▶ [OBJECTIVE]
Using the records below, locate all lines containing "Tallero" and return them.
───── GIVEN DATA
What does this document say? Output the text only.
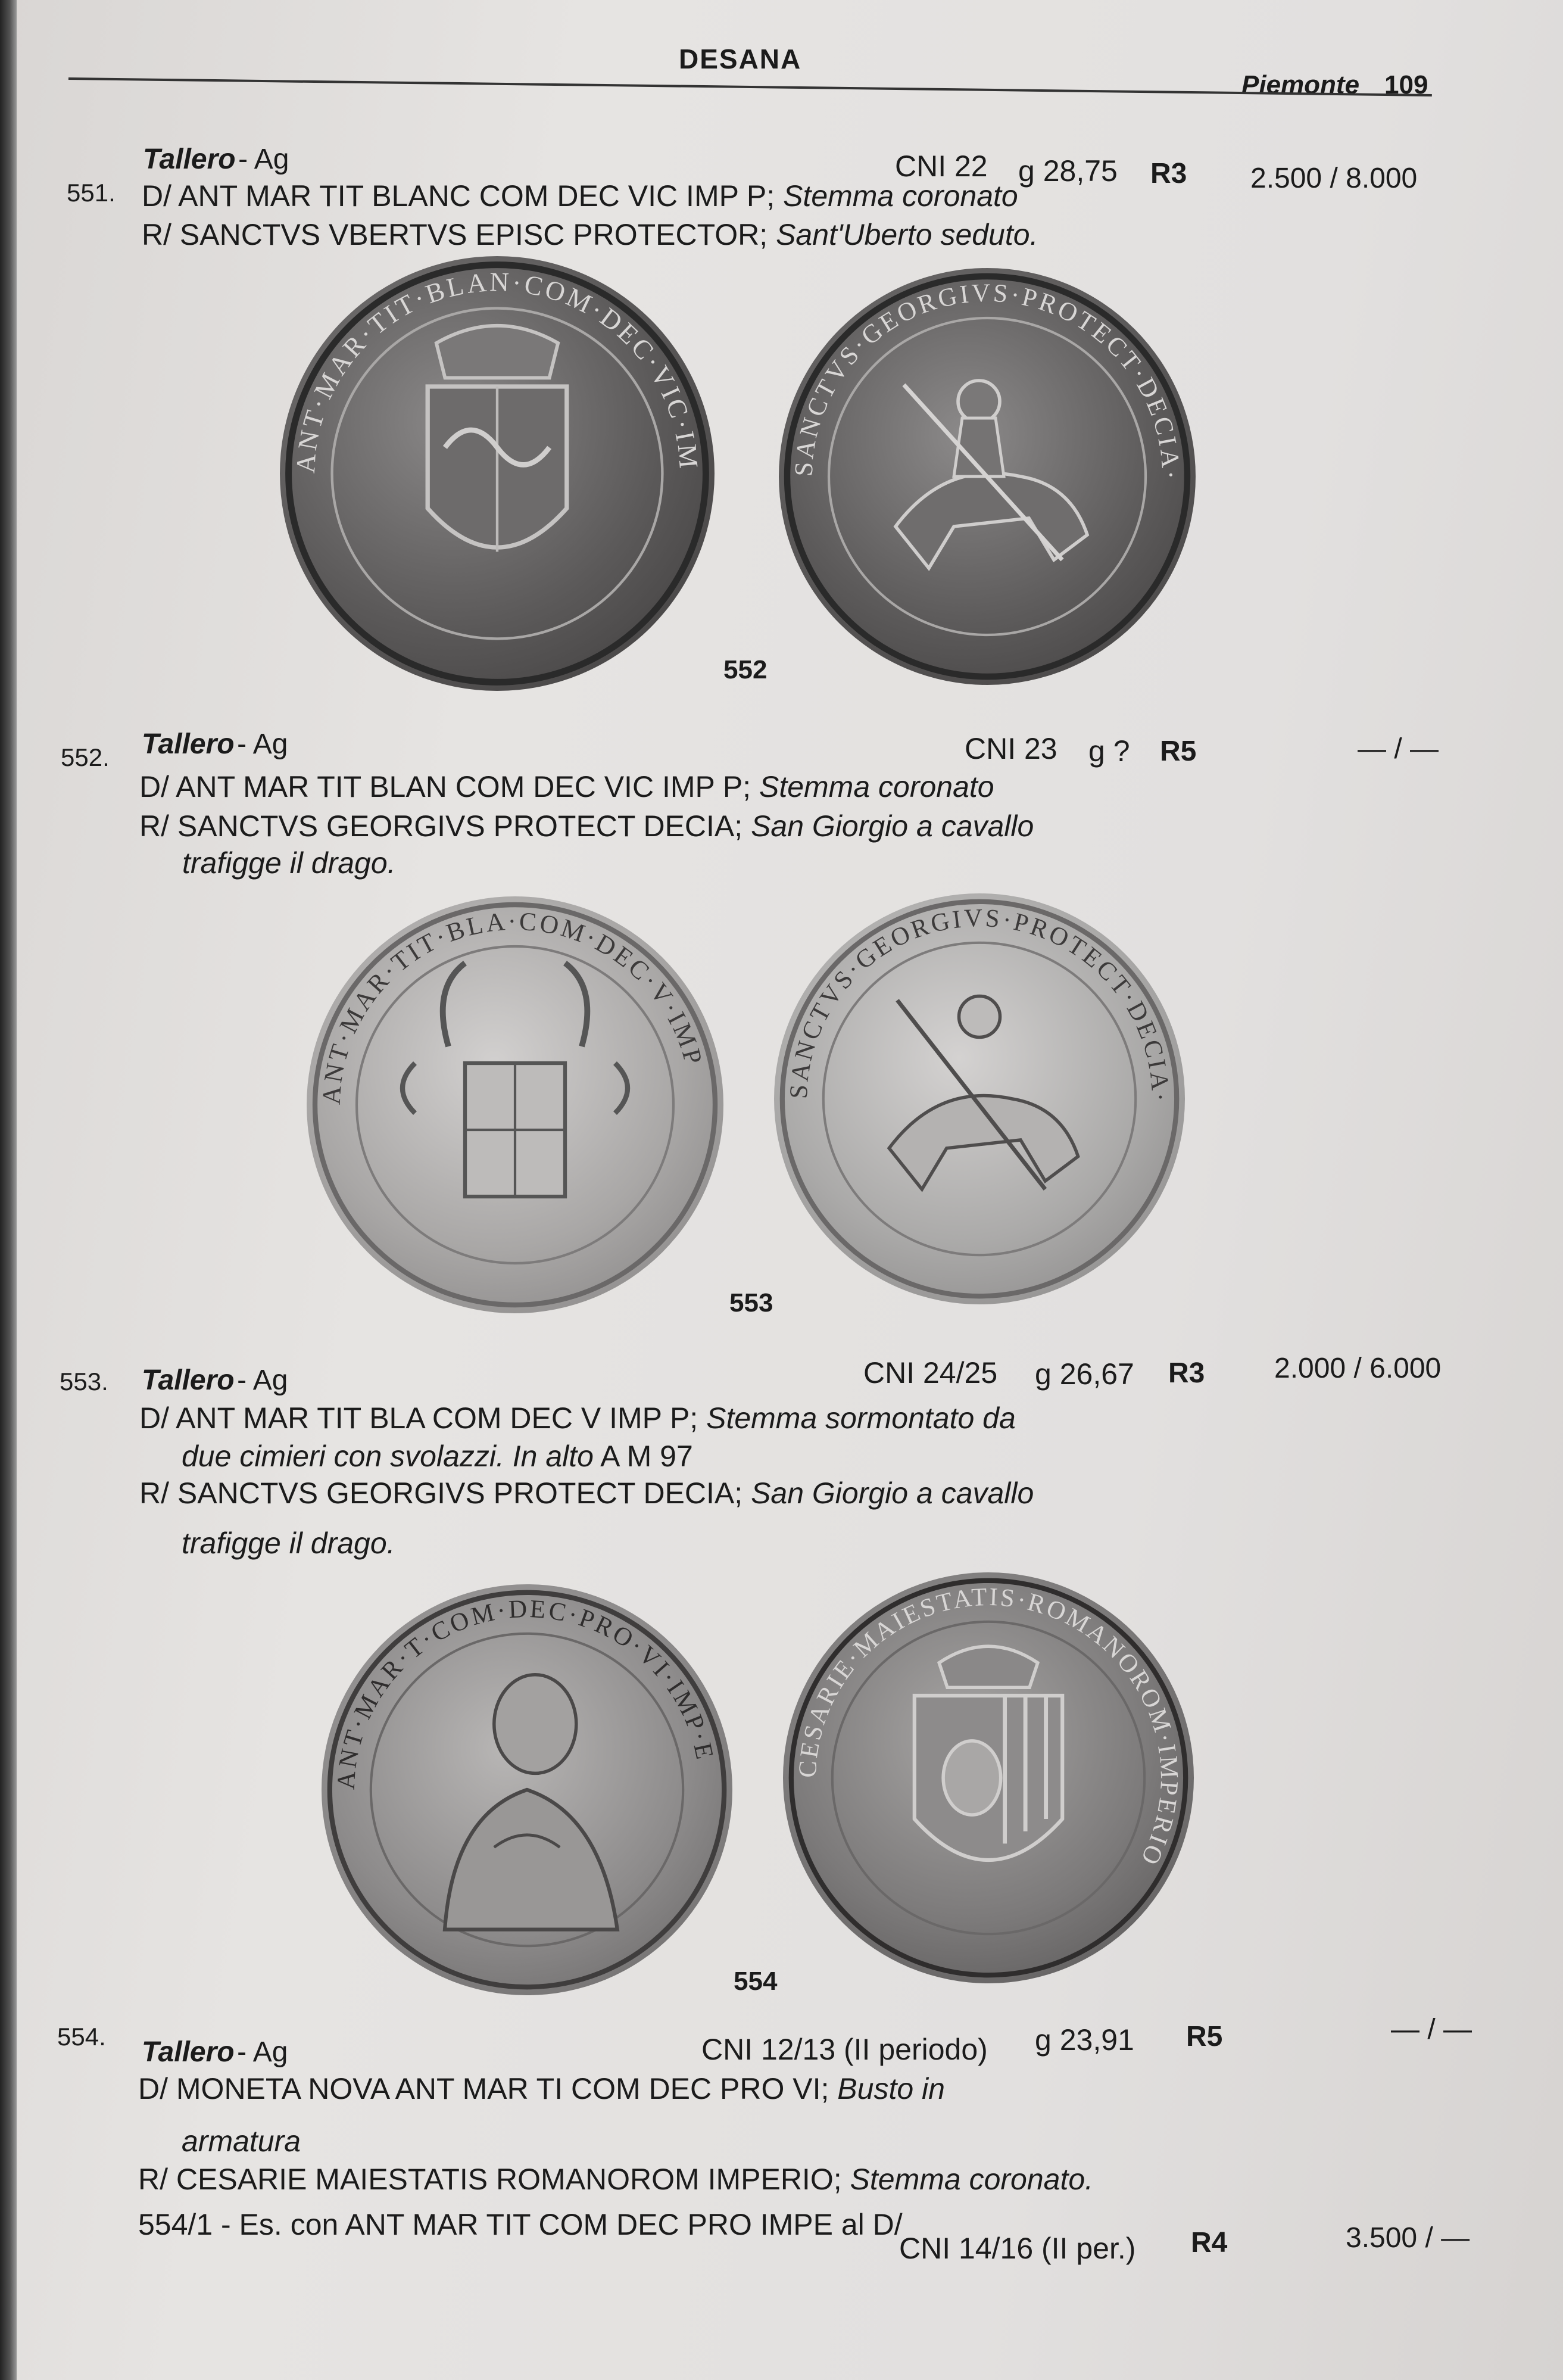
DESANA
Piemonte 109
551.
Tallero - Ag	CNI 22 g 28,75 R3 2.500 / 8.000
D/ ANT MAR TIT BLANC COM DEC VIC IMP P; Stemma coronato
R/ SANCTVS VBERTVS EPISC PROTECTOR; Sant'Uberto seduto.
ANT·MAR·TIT·BLAN·COM·DEC·VIC·IM	SANCTVS·GEORGIVS·PROTECT·DECIA·
552
552. Tallero - Ag	CNI 23 g ? R5	— / —
D/ ANT MAR TIT BLAN COM DEC VIC IMP P; Stemma coronato
R/ SANCTVS GEORGIVS PROTECT DECIA; San Giorgio a cavallo
trafigge il drago.
ANT·MAR·TIT·BLA·COM·DEC·V·IMP
SANCTVS·GEORGIVS·PROTECT·DECIA·
553
553. Tallero - Ag	CNI 24/25 g 26,67 R3 2.000 / 6.000
D/ ANT MAR TIT BLA COM DEC V IMP P; Stemma sormontato da
due cimieri con svolazzi. In alto A M 97
R/ SANCTVS GEORGIVS PROTECT DECIA; San Giorgio a cavallo
trafigge il drago.
ANT·MAR·T·COM·DEC·PRO·VI·IMP·E
CESARIE·MAIESTATIS·ROMANOROM·IMPERIO
554
554. Tallero - Ag	CNI 12/13 (II periodo) g 23,91 R5	— / —
D/ MONETA NOVA ANT MAR TI COM DEC PRO VI; Busto in
armatura
R/ CESARIE MAIESTATIS ROMANOROM IMPERIO; Stemma coronato.
554/1 - Es. con ANT MAR TIT COM DEC PRO IMPE al D/
CNI 14/16 (II per.) R4	3.500 / —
──────────
▶ [TASK ANSWER]
Tallero - Ag	CNI 22 g 28,75 R3 2.500 / 8.000
552. Tallero - Ag	CNI 23 g ? R5	— / —
553. Tallero - Ag	CNI 24/25 g 26,67 R3 2.000 / 6.000
554. Tallero - Ag	CNI 12/13 (II periodo) g 23,91 R5	— / —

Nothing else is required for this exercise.